■ **SHORT PROBLEM**:
Copy each line that contains the string "there".

■ **PROVIDED RECORDS**:
[START]

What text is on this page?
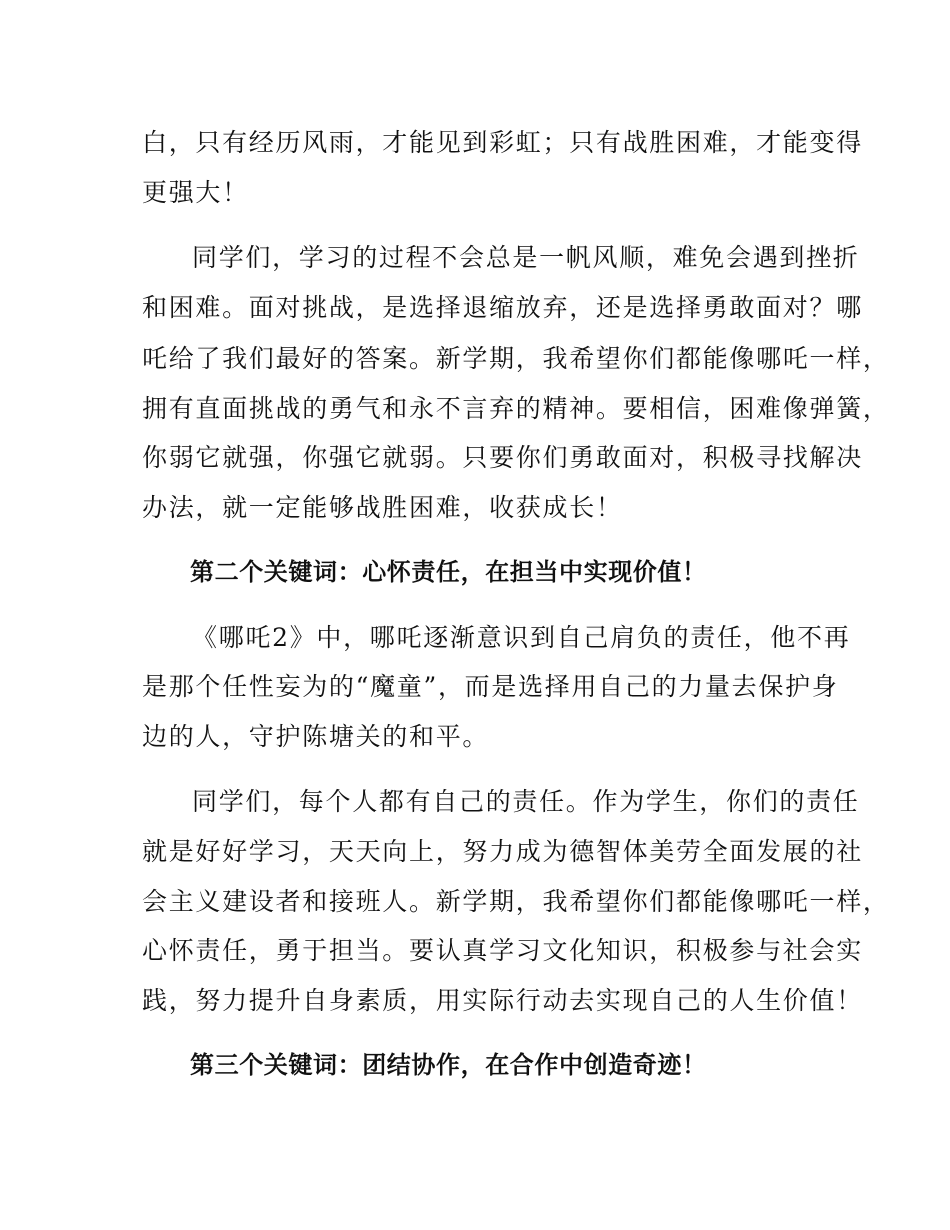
白，只有经历风雨，才能见到彩虹；只有战胜困难，才能变得
更强大！
同学们，学习的过程不会总是一帆风顺，难免会遇到挫折
和困难。面对挑战，是选择退缩放弃，还是选择勇敢面对？哪
吒给了我们最好的答案。新学期，我希望你们都能像哪吒一样，
拥有直面挑战的勇气和永不言弃的精神。要相信，困难像弹簧，
你弱它就强，你强它就弱。只要你们勇敢面对，积极寻找解决
办法，就一定能够战胜困难，收获成长！
第二个关键词：心怀责任，在担当中实现价值！
《哪吒2》中，哪吒逐渐意识到自己肩负的责任，他不再
是那个任性妄为的“魔童”，而是选择用自己的力量去保护身
边的人，守护陈塘关的和平。
同学们，每个人都有自己的责任。作为学生，你们的责任
就是好好学习，天天向上，努力成为德智体美劳全面发展的社
会主义建设者和接班人。新学期，我希望你们都能像哪吒一样，
心怀责任，勇于担当。要认真学习文化知识，积极参与社会实
践，努力提升自身素质，用实际行动去实现自己的人生价值！
第三个关键词：团结协作，在合作中创造奇迹！
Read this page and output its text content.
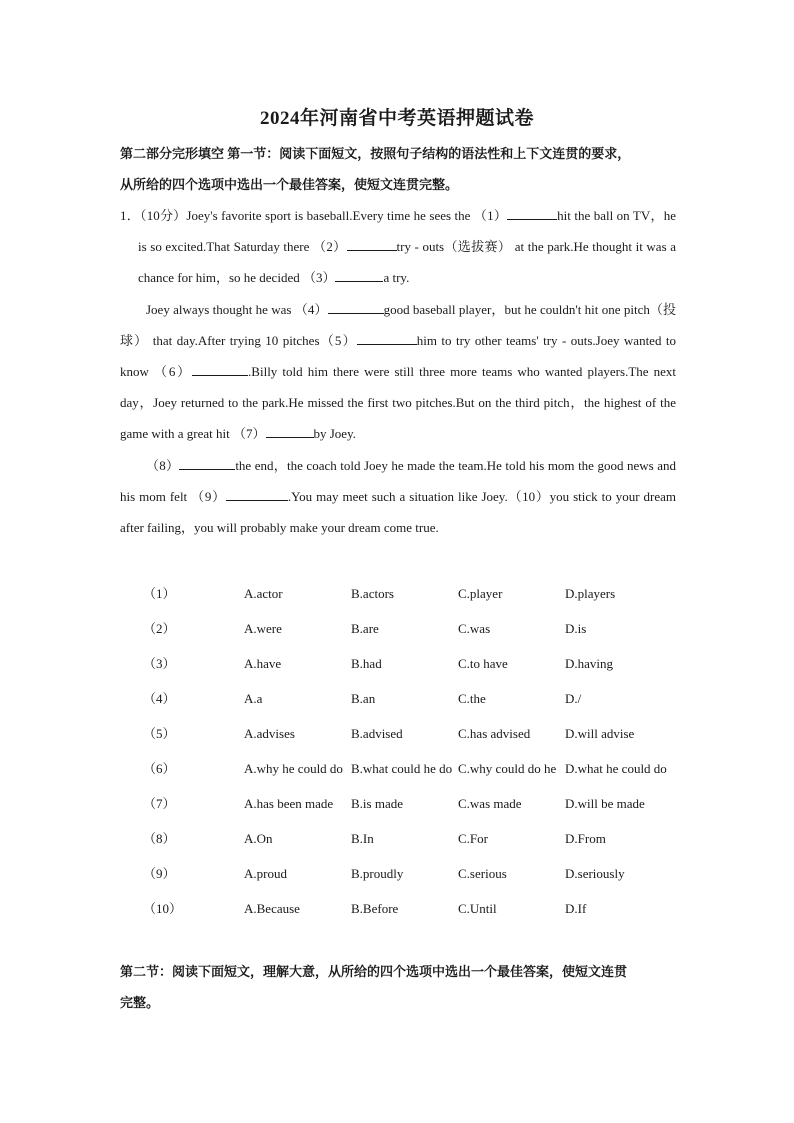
2024年河南省中考英语押题试卷
第二部分完形填空 第一节：阅读下面短文，按照句子结构的语法性和上下文连贯的要求，
从所给的四个选项中选出一个最佳答案，使短文连贯完整。

1．（10分）Joey's favorite sport is baseball.Every time he sees the （1）	hit the ball on TV，he is so excited.That Saturday there （2）	try - outs（选拔赛） at the park.He thought it was a chance for him，so he decided （3）	a try.

Joey always thought he was （4）	good baseball player，but he couldn't hit one pitch（投球） that day.After trying 10 pitches（5）	him to try other teams' try - outs.Joey wanted to know （6）	.Billy told him there were still three more teams who wanted players.The next day，Joey returned to the park.He missed the first two pitches.But on the third pitch，the highest of the game with a great hit （7）	by Joey.

（8）	the end，the coach told Joey he made the team.He told his mom the good news and his mom felt （9）	.You may meet such a situation like Joey.（10）you stick to your dream after failing，you will probably make your dream come true.

（1）	A.actor	B.actors	C.player	D.players
（2）	A.were	B.are	C.was	D.is
（3）	A.have	B.had	C.to have	D.having
（4）	A.a	B.an	C.the	D./
（5）	A.advises	B.advised	C.has advised	D.will advise
（6）	A.why he could do B.what could he do C.why could do he D.what he could do
（7）	A.has been made	B.is made	C.was made	D.will be made
（8）	A.On	B.In	C.For	D.From
（9）	A.proud	B.proudly	C.serious	D.seriously
（10）	A.Because	B.Before	C.Until	D.If
第二节：阅读下面短文，理解大意，从所给的四个选项中选出一个最佳答案，使短文连贯
完整。
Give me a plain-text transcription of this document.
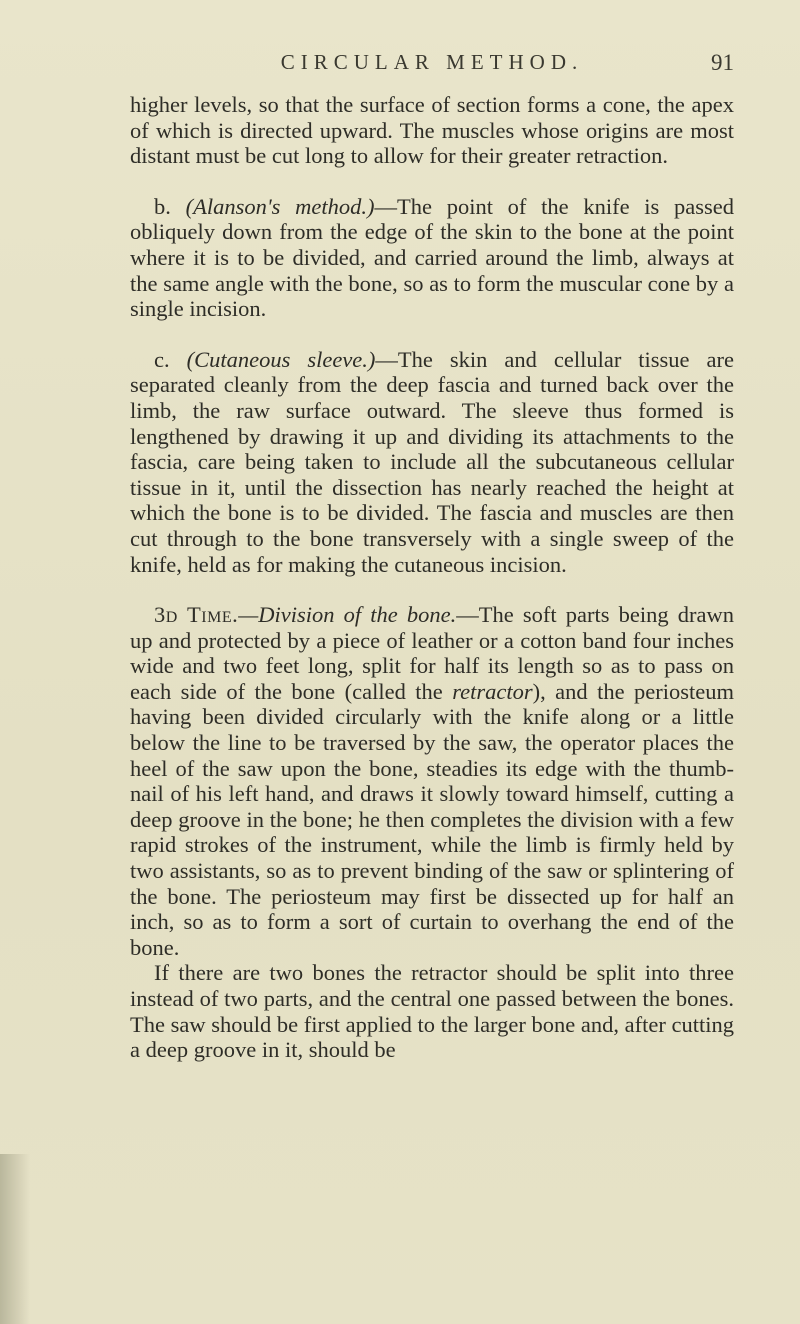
CIRCULAR METHOD.	91

higher levels, so that the surface of section forms a cone, the apex of which is directed upward. The muscles whose origins are most distant must be cut long to allow for their greater retraction.

b. (Alanson's method.)—The point of the knife is passed obliquely down from the edge of the skin to the bone at the point where it is to be divided, and carried around the limb, always at the same angle with the bone, so as to form the muscular cone by a single incision.

c. (Cutaneous sleeve.)—The skin and cellular tissue are separated cleanly from the deep fascia and turned back over the limb, the raw surface outward. The sleeve thus formed is lengthened by drawing it up and dividing its attachments to the fascia, care being taken to include all the subcutaneous cellular tissue in it, until the dissection has nearly reached the height at which the bone is to be divided. The fascia and muscles are then cut through to the bone transversely with a single sweep of the knife, held as for making the cutaneous incision.

3d Time.—Division of the bone.—The soft parts being drawn up and protected by a piece of leather or a cotton band four inches wide and two feet long, split for half its length so as to pass on each side of the bone (called the retractor), and the periosteum having been divided circularly with the knife along or a little below the line to be traversed by the saw, the operator places the heel of the saw upon the bone, steadies its edge with the thumb-nail of his left hand, and draws it slowly toward himself, cutting a deep groove in the bone; he then completes the division with a few rapid strokes of the instrument, while the limb is firmly held by two assistants, so as to prevent binding of the saw or splintering of the bone. The periosteum may first be dissected up for half an inch, so as to form a sort of curtain to overhang the end of the bone.

If there are two bones the retractor should be split into three instead of two parts, and the central one passed between the bones. The saw should be first applied to the larger bone and, after cutting a deep groove in it, should be
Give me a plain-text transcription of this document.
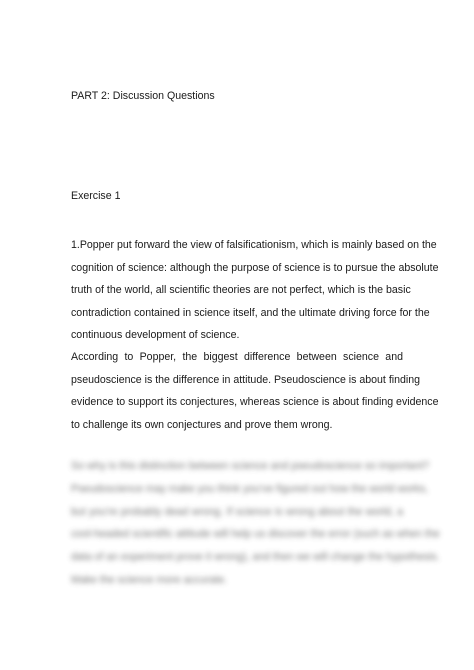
PART 2: Discussion Questions
Exercise 1

1.Popper put forward the view of falsificationism, which is mainly based on the
cognition of science: although the purpose of science is to pursue the absolute
truth of the world, all scientific theories are not perfect, which is the basic
contradiction contained in science itself, and the ultimate driving force for the
continuous development of science.

According to Popper, the biggest difference between science and
pseudoscience is the difference in attitude. Pseudoscience is about finding
evidence to support its conjectures, whereas science is about finding evidence
to challenge its own conjectures and prove them wrong.

So why is this distinction between science and pseudoscience so important?
Pseudoscience may make you think you've figured out how the world works,
but you're probably dead wrong. If science is wrong about the world, a
cool-headed scientific attitude will help us discover the error (such as when the
data of an experiment prove it wrong), and then we will change the hypothesis.
Make the science more accurate.
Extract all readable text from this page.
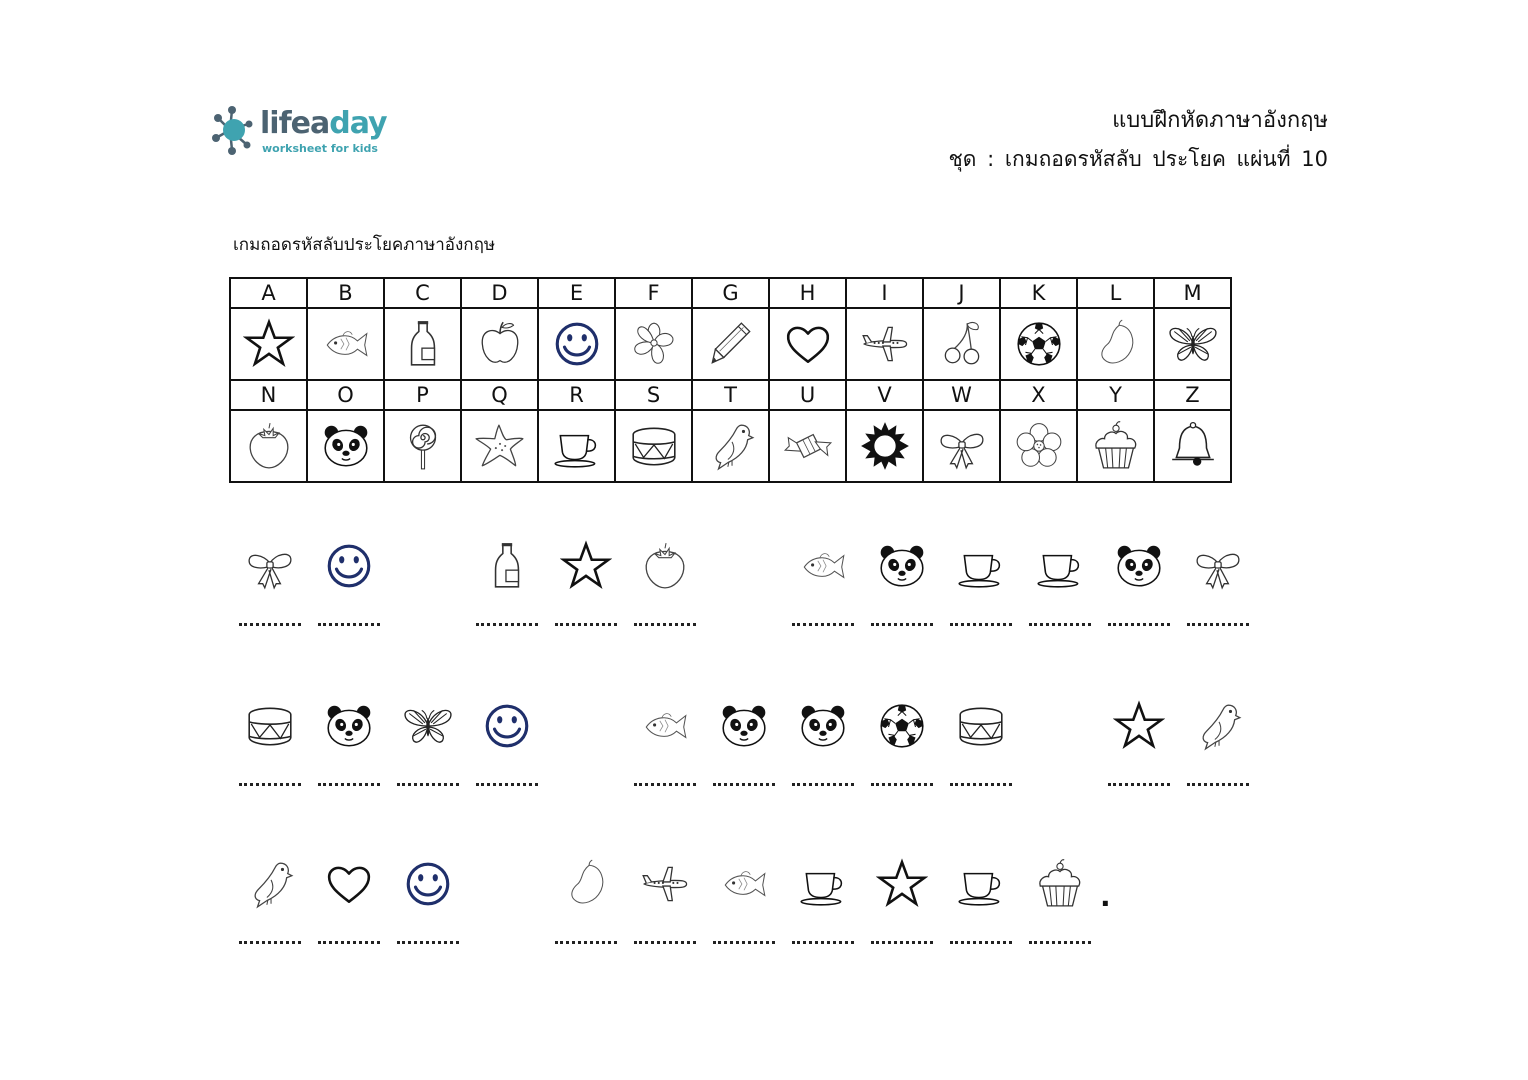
lifeaday
worksheet for kids
แบบฝึกหัดภาษาอังกฤษ
ชุด : เกมถอดรหัสลับ ประโยค แผ่นที่ 10
เกมถอดรหัสลับประโยคภาษาอังกฤษ
A	B	C	D	E	F	G	H	I	J	K	L	M

N	O	P	Q	R	S	T	U	V	W	X	Y	Z

.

[END]

■ **SOLVED EXERCISE**:
1．（10分）Joey's favorite sport is baseball.Every time he sees the （1）	hit the ball on TV，he is so excited.That Saturday there （2）	try - outs（选拔赛） at the park.He thought it was a chance for him，so he decided （3）	a try.
Joey always thought he was （4）	good baseball player，but he couldn't hit one pitch（投球） that day.After trying 10 pitches（5）	him to try other teams' try - outs.Joey wanted to know （6）	.Billy told him there were still three more teams who wanted players.The next day，Joey returned to the park.He missed the first two pitches.But on the third pitch，the highest of the game with a great hit （7）	by Joey.
If there are two bones the retractor should be split into three instead of two parts, and the central one passed between the bones. The saw should be first applied to the larger bone and, after cutting a deep groove in it, should be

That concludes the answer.